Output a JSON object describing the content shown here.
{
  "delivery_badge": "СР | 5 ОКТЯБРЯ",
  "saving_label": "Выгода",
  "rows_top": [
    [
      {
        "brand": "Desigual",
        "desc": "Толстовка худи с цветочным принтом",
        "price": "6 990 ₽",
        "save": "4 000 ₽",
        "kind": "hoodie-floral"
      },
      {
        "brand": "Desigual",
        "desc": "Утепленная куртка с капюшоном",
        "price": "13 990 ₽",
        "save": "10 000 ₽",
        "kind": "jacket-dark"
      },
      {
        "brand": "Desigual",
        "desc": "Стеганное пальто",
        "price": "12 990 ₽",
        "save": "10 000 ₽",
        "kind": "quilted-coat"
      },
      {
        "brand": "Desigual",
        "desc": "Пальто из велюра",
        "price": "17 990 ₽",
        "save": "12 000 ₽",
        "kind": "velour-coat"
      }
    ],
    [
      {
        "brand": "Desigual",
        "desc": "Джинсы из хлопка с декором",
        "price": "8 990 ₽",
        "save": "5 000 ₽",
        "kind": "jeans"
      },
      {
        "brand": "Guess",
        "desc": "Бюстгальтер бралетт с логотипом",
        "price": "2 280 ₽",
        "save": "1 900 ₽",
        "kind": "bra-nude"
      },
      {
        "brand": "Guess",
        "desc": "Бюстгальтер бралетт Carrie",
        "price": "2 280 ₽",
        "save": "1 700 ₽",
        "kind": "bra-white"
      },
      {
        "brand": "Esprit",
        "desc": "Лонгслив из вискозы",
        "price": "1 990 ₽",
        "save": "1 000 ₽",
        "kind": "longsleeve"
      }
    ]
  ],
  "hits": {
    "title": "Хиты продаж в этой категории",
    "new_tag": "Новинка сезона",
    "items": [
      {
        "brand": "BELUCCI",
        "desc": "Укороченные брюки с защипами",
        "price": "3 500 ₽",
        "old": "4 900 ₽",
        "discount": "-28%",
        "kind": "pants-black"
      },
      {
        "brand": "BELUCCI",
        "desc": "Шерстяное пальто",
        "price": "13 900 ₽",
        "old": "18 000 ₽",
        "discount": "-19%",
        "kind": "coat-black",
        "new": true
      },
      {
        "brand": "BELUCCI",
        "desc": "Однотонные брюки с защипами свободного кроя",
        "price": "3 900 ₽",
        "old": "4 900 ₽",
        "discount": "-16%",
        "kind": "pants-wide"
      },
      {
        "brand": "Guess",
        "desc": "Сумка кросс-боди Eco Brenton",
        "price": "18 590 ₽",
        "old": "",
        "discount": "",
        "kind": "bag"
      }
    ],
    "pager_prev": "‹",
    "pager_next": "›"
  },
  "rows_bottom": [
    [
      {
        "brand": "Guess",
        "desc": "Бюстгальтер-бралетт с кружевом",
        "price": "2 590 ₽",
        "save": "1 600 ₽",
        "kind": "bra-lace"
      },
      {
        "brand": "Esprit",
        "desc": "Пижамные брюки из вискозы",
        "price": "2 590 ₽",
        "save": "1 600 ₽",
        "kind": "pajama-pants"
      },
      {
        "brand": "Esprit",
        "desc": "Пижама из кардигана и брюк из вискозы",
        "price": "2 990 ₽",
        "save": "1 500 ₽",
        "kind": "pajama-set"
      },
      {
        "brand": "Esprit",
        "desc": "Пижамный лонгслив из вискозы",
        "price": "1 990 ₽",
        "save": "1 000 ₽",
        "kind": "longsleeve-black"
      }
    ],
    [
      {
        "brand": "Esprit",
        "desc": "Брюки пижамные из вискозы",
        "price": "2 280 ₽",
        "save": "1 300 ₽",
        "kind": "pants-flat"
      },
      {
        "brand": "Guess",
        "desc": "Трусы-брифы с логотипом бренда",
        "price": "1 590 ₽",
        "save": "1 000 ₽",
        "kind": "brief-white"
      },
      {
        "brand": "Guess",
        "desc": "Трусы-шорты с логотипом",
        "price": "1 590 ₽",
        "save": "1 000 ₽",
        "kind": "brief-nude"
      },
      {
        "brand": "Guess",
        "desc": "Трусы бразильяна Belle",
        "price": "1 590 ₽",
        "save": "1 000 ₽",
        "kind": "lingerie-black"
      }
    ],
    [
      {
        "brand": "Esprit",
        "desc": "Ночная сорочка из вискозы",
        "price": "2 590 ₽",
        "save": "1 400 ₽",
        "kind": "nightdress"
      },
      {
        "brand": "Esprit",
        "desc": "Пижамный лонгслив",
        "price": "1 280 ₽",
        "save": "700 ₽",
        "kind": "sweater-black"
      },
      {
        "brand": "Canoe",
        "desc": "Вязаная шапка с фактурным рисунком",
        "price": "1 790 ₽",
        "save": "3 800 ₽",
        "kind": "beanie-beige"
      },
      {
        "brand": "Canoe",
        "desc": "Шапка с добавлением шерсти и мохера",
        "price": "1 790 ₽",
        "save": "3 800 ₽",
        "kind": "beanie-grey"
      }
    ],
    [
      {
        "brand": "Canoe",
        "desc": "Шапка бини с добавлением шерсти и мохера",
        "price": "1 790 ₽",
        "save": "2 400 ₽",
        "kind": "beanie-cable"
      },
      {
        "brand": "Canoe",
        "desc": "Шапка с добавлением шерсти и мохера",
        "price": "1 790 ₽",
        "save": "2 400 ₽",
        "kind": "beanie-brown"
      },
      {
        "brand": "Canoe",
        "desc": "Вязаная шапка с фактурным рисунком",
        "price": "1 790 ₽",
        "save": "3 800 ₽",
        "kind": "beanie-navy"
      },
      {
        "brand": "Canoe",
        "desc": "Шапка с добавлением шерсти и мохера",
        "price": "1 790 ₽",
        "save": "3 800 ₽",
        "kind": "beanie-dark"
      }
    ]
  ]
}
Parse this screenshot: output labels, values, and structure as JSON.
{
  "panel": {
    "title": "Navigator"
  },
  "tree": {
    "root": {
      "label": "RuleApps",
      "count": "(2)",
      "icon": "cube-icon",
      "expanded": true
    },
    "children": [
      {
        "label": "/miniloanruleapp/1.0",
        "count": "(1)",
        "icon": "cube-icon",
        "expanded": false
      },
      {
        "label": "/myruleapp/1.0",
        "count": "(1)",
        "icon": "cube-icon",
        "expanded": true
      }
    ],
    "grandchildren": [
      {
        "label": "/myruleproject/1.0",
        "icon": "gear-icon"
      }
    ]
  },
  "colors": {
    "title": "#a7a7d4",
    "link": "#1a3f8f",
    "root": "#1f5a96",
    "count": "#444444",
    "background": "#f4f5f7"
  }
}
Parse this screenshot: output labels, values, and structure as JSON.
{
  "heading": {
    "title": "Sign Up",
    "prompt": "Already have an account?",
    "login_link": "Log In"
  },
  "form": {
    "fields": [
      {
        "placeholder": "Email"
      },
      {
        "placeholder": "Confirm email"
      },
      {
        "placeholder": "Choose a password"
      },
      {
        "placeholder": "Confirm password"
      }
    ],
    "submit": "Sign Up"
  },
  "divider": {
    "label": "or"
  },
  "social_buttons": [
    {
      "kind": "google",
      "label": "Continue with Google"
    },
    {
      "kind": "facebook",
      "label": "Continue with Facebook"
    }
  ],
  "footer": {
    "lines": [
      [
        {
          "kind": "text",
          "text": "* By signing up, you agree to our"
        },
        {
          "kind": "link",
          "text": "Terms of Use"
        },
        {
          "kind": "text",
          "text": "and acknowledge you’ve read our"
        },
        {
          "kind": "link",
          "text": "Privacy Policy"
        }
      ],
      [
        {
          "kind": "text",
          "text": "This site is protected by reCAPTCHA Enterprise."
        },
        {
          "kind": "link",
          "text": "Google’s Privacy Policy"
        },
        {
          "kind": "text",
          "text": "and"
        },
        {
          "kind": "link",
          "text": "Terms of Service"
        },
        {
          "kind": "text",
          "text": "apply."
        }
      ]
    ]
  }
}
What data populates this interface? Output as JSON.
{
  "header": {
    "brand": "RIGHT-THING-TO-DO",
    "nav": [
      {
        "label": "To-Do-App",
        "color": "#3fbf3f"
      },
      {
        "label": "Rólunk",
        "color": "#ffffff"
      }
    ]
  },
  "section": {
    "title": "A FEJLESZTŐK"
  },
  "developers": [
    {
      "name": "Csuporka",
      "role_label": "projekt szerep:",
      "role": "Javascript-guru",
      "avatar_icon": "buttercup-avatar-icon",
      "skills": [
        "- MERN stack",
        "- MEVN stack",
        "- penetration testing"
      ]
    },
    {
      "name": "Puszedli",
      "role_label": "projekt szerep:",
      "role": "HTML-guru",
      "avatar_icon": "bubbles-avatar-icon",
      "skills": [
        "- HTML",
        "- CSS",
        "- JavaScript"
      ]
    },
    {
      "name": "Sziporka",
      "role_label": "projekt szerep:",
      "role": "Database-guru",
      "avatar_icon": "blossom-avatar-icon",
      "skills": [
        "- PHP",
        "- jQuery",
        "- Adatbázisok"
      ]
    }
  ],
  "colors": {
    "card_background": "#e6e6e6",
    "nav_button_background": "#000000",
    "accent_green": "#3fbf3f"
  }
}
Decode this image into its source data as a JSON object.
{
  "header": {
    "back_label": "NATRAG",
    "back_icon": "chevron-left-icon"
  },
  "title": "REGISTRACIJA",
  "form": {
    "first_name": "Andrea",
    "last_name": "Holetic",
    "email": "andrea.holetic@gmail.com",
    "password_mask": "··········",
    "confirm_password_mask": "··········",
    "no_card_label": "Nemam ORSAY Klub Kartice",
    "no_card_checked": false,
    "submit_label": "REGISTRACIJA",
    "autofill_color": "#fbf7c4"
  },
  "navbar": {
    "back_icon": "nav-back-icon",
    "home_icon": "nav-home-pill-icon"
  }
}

========================================================================

In the material above, show every line where the word "Пижамный" turns up.

» **Exercise response**
        "desc": "Пижамный лонгслив из вискозы",
        "desc": "Пижамный лонгслив",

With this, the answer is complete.